Transcribe all the entries word for word, omitting any pictures they contain.

»»

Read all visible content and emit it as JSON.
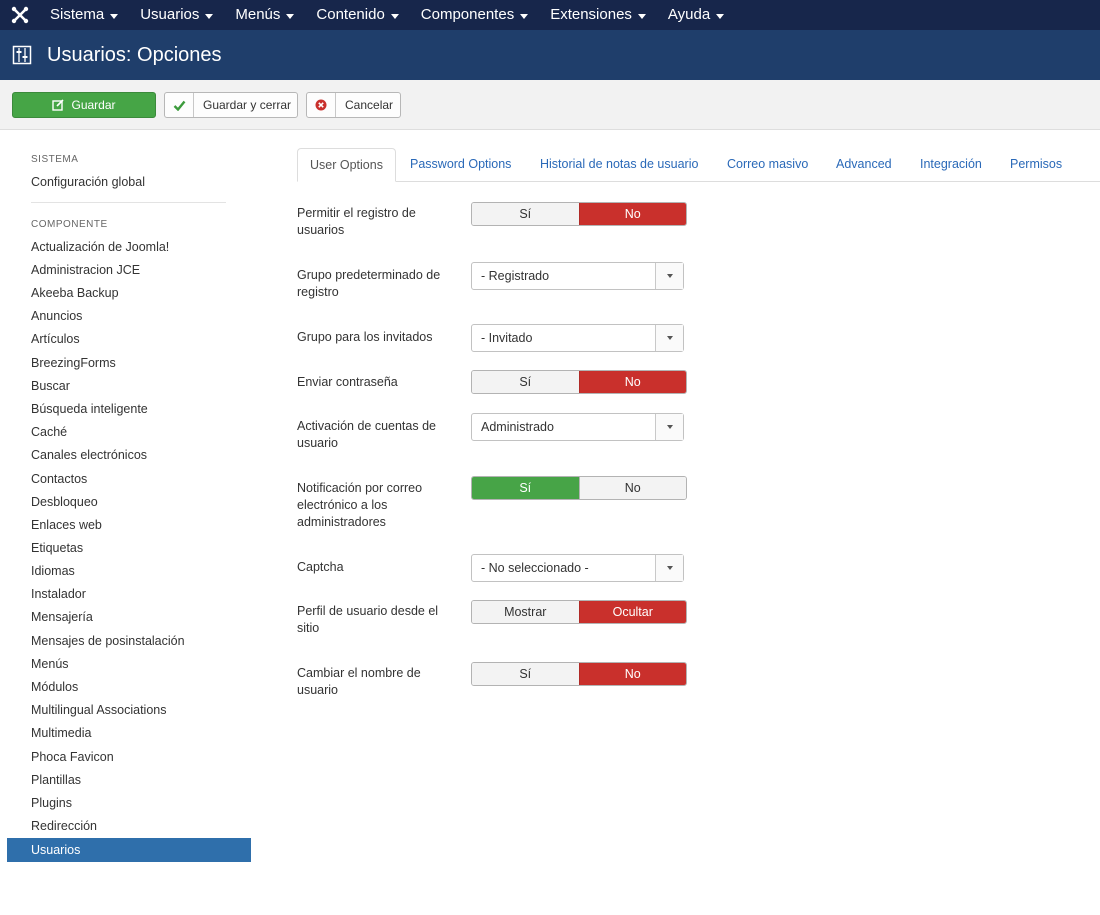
{
  "nav": {
    "menu": [
      "Sistema",
      "Usuarios",
      "Menús",
      "Contenido",
      "Componentes",
      "Extensiones",
      "Ayuda"
    ]
  },
  "header": {
    "title": "Usuarios: Opciones"
  },
  "toolbar": {
    "save": "Guardar",
    "save_close": "Guardar y cerrar",
    "cancel": "Cancelar"
  },
  "sidebar": {
    "system_heading": "SISTEMA",
    "global_config": "Configuración global",
    "component_heading": "COMPONENTE",
    "components": [
      "Actualización de Joomla!",
      "Administracion JCE",
      "Akeeba Backup",
      "Anuncios",
      "Artículos",
      "BreezingForms",
      "Buscar",
      "Búsqueda inteligente",
      "Caché",
      "Canales electrónicos",
      "Contactos",
      "Desbloqueo",
      "Enlaces web",
      "Etiquetas",
      "Idiomas",
      "Instalador",
      "Mensajería",
      "Mensajes de posinstalación",
      "Menús",
      "Módulos",
      "Multilingual Associations",
      "Multimedia",
      "Phoca Favicon",
      "Plantillas",
      "Plugins",
      "Redirección"
    ],
    "active": "Usuarios"
  },
  "tabs": [
    "User Options",
    "Password Options",
    "Historial de notas de usuario",
    "Correo masivo",
    "Advanced",
    "Integración",
    "Permisos"
  ],
  "form": {
    "allow_registration": {
      "label": "Permitir el registro de usuarios",
      "options": [
        "Sí",
        "No"
      ],
      "selected": "No"
    },
    "default_group": {
      "label": "Grupo predeterminado de registro",
      "value": "- Registrado"
    },
    "guest_group": {
      "label": "Grupo para los invitados",
      "value": "- Invitado"
    },
    "send_password": {
      "label": "Enviar contraseña",
      "options": [
        "Sí",
        "No"
      ],
      "selected": "No"
    },
    "activation": {
      "label": "Activación de cuentas de usuario",
      "value": "Administrado"
    },
    "admin_notification": {
      "label": "Notificación por correo electrónico a los administradores",
      "options": [
        "Sí",
        "No"
      ],
      "selected": "Sí"
    },
    "captcha": {
      "label": "Captcha",
      "value": "- No seleccionado -"
    },
    "frontend_profile": {
      "label": "Perfil de usuario desde el sitio",
      "options": [
        "Mostrar",
        "Ocultar"
      ],
      "selected": "Ocultar"
    },
    "change_username": {
      "label": "Cambiar el nombre de usuario",
      "options": [
        "Sí",
        "No"
      ],
      "selected": "No"
    }
  },
  "colors": {
    "navbar": "#17264b",
    "header": "#1f3e6b",
    "save_green": "#46a546",
    "toggle_red": "#c9302c",
    "link_blue": "#2a69b8",
    "active_blue": "#2f6fab"
  }
}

««

_Answer for this exercise_.
Read all visible content and emit it as JSON.
{
  "nav": {
    "menu": [
      "Sistema",
      "Usuarios",
      "Menús",
      "Contenido",
      "Componentes",
      "Extensiones",
      "Ayuda"
    ]
  },
  "header": {
    "title": "Usuarios: Opciones"
  },
  "toolbar": {
    "save": "Guardar",
    "save_close": "Guardar y cerrar",
    "cancel": "Cancelar"
  },
  "sidebar": {
    "system_heading": "SISTEMA",
    "global_config": "Configuración global",
    "component_heading": "COMPONENTE",
    "components": [
      "Actualización de Joomla!",
      "Administracion JCE",
      "Akeeba Backup",
      "Anuncios",
      "Artículos",
      "BreezingForms",
      "Buscar",
      "Búsqueda inteligente",
      "Caché",
      "Canales electrónicos",
      "Contactos",
      "Desbloqueo",
      "Enlaces web",
      "Etiquetas",
      "Idiomas",
      "Instalador",
      "Mensajería",
      "Mensajes de posinstalación",
      "Menús",
      "Módulos",
      "Multilingual Associations",
      "Multimedia",
      "Phoca Favicon",
      "Plantillas",
      "Plugins",
      "Redirección"
    ],
    "active": "Usuarios"
  },
  "tabs": [
    "User Options",
    "Password Options",
    "Historial de notas de usuario",
    "Correo masivo",
    "Advanced",
    "Integración",
    "Permisos"
  ],
  "form": {
    "allow_registration": {
      "label": "Permitir el registro de usuarios",
      "options": [
        "Sí",
        "No"
      ],
      "selected": "No"
    },
    "default_group": {
      "label": "Grupo predeterminado de registro",
      "value": "- Registrado"
    },
    "guest_group": {
      "label": "Grupo para los invitados",
      "value": "- Invitado"
    },
    "send_password": {
      "label": "Enviar contraseña",
      "options": [
        "Sí",
        "No"
      ],
      "selected": "No"
    },
    "activation": {
      "label": "Activación de cuentas de usuario",
      "value": "Administrado"
    },
    "admin_notification": {
      "label": "Notificación por correo electrónico a los administradores",
      "options": [
        "Sí",
        "No"
      ],
      "selected": "Sí"
    },
    "captcha": {
      "label": "Captcha",
      "value": "- No seleccionado -"
    },
    "frontend_profile": {
      "label": "Perfil de usuario desde el sitio",
      "options": [
        "Mostrar",
        "Ocultar"
      ],
      "selected": "Ocultar"
    },
    "change_username": {
      "label": "Cambiar el nombre de usuario",
      "options": [
        "Sí",
        "No"
      ],
      "selected": "No"
    }
  },
  "colors": {
    "navbar": "#17264b",
    "header": "#1f3e6b",
    "save_green": "#46a546",
    "toggle_red": "#c9302c",
    "link_blue": "#2a69b8",
    "active_blue": "#2f6fab"
  }
}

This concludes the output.